• [AIM OF THE EXERCISE]:
Work out how many lines in the entries contain the string "dots", and give nothing but that number.

• [DATA ENTRIES]:
◆ ◆ ◆

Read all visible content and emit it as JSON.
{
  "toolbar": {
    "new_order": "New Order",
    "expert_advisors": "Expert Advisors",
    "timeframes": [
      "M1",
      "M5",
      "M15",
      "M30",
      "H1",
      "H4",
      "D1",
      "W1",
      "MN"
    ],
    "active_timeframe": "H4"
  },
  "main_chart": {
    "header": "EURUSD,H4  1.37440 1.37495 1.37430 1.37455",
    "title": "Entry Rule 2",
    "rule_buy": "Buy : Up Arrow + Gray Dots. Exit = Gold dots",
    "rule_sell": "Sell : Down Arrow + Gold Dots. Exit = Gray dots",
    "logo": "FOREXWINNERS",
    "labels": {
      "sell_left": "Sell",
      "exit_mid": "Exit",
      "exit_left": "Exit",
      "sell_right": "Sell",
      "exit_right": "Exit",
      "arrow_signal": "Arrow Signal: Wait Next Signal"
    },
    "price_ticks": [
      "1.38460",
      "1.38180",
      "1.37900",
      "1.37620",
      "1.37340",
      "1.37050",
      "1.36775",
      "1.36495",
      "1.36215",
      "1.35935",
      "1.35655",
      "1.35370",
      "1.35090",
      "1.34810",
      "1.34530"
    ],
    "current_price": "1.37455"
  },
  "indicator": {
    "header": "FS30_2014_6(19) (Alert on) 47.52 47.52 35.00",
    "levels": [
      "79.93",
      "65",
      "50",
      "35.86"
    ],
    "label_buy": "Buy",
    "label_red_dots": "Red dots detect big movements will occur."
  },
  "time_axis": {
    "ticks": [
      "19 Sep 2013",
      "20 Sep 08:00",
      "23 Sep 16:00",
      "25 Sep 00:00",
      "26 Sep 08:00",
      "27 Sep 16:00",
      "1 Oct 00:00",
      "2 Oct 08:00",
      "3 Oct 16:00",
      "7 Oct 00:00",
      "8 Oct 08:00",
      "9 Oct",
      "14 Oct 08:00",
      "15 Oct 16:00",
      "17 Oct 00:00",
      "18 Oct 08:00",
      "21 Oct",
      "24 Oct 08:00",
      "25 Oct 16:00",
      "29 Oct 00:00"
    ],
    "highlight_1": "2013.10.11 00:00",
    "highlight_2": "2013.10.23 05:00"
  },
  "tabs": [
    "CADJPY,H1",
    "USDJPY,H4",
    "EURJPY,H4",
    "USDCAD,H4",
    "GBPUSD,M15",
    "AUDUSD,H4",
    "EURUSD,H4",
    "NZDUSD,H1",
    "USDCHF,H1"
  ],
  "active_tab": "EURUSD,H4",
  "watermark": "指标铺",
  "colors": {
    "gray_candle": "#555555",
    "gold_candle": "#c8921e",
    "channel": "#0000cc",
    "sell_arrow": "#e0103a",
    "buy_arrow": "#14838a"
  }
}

◆ ◆ ◆

• [TASK OUTPUT]:
3